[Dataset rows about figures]
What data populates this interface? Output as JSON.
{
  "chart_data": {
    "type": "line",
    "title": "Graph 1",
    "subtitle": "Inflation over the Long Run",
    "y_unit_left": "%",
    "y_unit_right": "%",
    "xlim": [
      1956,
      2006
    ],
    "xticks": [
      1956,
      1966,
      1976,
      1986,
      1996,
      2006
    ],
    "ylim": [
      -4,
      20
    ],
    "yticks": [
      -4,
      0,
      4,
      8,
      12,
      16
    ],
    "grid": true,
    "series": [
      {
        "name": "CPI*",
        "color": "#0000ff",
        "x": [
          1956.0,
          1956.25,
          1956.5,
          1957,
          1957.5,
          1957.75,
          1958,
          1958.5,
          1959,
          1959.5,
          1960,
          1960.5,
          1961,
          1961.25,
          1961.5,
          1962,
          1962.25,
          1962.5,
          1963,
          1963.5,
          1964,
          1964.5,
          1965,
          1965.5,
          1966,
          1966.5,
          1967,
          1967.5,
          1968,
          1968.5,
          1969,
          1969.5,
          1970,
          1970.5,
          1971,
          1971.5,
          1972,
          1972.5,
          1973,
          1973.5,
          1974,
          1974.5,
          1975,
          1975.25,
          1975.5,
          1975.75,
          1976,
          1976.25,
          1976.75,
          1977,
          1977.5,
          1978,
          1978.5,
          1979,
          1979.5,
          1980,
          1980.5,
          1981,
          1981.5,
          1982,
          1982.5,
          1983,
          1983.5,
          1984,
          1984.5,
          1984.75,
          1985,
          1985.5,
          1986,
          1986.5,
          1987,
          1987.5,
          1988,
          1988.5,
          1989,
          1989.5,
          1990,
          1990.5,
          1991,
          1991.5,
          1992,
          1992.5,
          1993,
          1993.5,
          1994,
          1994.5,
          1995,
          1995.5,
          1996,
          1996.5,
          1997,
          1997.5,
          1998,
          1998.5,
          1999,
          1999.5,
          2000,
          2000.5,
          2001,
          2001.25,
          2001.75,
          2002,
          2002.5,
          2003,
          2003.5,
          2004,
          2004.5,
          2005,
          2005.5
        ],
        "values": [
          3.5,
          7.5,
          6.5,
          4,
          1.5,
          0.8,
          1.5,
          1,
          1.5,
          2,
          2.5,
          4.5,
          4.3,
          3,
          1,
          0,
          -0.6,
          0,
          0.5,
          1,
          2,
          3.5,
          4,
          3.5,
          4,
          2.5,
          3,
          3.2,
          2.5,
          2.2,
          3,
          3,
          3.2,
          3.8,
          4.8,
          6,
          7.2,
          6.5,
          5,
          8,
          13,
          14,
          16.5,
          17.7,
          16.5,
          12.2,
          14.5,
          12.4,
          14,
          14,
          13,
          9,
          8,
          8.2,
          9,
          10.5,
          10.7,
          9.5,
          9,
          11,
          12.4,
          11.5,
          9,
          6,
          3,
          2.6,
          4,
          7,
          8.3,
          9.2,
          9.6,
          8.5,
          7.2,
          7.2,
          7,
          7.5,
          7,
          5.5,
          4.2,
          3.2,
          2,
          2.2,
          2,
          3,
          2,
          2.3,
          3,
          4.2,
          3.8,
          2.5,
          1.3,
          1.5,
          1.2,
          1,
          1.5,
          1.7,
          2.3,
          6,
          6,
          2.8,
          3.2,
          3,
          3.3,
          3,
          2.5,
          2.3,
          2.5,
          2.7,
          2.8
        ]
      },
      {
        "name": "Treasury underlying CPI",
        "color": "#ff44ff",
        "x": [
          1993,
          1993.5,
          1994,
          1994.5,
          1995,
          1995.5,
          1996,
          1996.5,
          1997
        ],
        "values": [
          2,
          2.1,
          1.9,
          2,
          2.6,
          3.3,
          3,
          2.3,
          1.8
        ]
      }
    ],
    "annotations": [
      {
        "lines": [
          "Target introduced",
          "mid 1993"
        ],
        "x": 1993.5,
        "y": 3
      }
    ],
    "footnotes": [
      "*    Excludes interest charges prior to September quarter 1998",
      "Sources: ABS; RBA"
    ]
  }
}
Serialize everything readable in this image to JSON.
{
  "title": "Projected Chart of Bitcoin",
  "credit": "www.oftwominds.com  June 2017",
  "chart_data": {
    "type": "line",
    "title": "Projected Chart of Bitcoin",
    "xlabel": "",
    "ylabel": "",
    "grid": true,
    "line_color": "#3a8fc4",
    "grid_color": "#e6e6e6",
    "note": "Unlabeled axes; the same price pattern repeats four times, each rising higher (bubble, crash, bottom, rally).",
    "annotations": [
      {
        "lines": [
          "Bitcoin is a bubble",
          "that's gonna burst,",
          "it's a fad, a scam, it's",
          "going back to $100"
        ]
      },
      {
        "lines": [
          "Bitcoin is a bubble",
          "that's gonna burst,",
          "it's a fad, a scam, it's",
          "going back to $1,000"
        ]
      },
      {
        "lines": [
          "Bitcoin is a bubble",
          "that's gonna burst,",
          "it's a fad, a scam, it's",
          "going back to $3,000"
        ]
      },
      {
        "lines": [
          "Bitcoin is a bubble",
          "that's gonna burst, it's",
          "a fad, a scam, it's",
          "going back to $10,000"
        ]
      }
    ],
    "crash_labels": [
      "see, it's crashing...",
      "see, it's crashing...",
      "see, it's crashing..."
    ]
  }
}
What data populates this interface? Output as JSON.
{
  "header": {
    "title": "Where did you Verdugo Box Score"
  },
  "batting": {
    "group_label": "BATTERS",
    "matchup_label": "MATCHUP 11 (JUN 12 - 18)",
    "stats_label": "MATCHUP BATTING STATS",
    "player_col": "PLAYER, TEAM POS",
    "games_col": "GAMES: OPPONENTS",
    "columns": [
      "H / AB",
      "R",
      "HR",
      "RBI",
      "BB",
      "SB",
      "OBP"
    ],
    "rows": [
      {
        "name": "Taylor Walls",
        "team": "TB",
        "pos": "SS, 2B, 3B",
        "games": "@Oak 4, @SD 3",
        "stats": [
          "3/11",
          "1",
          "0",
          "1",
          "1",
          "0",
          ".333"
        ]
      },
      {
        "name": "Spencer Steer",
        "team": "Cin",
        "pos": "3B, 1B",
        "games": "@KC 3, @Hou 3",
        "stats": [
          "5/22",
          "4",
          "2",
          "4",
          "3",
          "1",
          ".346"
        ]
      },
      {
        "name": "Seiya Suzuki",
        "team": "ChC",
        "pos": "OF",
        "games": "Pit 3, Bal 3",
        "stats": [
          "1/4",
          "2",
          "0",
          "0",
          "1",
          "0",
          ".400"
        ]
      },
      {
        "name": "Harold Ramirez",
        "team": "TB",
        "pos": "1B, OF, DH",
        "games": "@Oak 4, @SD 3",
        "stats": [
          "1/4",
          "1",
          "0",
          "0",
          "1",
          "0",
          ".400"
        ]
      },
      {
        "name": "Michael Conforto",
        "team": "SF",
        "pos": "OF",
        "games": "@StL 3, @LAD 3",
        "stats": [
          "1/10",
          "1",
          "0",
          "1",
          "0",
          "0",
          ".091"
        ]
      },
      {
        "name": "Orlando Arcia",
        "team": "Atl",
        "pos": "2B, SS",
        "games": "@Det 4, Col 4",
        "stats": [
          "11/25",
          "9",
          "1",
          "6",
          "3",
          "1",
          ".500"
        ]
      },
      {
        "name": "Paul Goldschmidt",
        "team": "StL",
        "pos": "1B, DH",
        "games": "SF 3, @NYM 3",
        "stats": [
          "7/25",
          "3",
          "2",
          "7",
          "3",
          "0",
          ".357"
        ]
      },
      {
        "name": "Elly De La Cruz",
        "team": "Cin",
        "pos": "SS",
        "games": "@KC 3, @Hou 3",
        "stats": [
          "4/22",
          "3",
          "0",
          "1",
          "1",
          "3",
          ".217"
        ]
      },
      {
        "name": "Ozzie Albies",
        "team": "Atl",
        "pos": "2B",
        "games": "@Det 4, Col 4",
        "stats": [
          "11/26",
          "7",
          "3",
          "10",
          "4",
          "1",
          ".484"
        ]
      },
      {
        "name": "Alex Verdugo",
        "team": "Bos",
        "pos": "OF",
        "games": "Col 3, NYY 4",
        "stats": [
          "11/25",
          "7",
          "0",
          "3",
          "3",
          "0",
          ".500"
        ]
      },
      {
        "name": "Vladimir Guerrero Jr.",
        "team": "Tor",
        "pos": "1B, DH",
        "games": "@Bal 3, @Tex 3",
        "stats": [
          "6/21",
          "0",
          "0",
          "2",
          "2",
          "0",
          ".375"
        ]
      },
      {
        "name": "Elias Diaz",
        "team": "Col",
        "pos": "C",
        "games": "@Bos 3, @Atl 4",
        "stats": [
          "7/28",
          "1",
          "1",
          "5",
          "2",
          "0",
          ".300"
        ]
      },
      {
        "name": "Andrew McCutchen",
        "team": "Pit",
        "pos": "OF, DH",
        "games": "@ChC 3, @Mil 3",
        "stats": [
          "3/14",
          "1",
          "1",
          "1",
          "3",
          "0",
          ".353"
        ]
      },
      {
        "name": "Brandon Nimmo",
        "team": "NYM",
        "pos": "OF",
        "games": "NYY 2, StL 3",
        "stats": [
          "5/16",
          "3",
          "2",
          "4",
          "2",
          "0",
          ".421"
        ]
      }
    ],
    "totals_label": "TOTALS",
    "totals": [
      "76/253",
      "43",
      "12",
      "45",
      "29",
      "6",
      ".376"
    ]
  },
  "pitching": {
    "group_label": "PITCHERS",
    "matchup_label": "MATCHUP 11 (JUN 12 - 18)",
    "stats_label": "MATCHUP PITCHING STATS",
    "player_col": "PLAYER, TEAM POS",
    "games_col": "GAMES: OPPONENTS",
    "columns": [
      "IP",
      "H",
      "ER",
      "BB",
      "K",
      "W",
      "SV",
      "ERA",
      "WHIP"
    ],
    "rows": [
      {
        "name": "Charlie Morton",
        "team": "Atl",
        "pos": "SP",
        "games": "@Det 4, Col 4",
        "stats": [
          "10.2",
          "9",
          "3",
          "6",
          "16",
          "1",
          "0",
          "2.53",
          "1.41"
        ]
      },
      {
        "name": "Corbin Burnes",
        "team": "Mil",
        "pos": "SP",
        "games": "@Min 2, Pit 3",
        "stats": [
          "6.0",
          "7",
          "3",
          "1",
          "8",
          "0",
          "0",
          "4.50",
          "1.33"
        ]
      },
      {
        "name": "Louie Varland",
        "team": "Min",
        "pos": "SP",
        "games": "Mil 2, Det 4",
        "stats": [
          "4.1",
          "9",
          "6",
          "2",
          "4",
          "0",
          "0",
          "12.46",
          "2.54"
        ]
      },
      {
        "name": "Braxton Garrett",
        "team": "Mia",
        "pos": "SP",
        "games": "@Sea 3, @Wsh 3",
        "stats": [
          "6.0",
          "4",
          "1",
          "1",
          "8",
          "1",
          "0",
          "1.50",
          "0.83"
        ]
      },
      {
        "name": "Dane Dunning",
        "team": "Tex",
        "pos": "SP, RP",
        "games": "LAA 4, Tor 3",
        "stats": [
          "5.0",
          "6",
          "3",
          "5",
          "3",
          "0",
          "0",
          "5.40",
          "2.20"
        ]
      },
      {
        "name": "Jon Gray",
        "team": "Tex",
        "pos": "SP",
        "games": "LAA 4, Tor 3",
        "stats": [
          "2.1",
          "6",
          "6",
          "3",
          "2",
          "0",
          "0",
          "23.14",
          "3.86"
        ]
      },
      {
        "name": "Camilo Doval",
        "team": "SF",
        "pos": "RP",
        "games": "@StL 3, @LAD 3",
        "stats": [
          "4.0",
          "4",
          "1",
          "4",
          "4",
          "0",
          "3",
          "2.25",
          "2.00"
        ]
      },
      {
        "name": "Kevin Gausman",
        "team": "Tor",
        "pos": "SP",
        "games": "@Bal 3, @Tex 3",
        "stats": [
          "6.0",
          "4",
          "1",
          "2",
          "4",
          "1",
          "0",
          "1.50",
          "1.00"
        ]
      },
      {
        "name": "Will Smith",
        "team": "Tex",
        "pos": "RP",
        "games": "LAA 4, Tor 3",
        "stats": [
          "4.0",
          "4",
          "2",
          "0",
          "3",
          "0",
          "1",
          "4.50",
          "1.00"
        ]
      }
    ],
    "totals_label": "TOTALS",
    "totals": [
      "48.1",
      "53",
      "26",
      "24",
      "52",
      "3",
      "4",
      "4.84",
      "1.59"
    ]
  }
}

*THE REQUEST*. Copy every line in the entries above that has the string "going" in it.

*ANSWER TO THE TASK*.
          "going back to $100"
          "going back to $1,000"
          "going back to $3,000"
          "going back to $10,000"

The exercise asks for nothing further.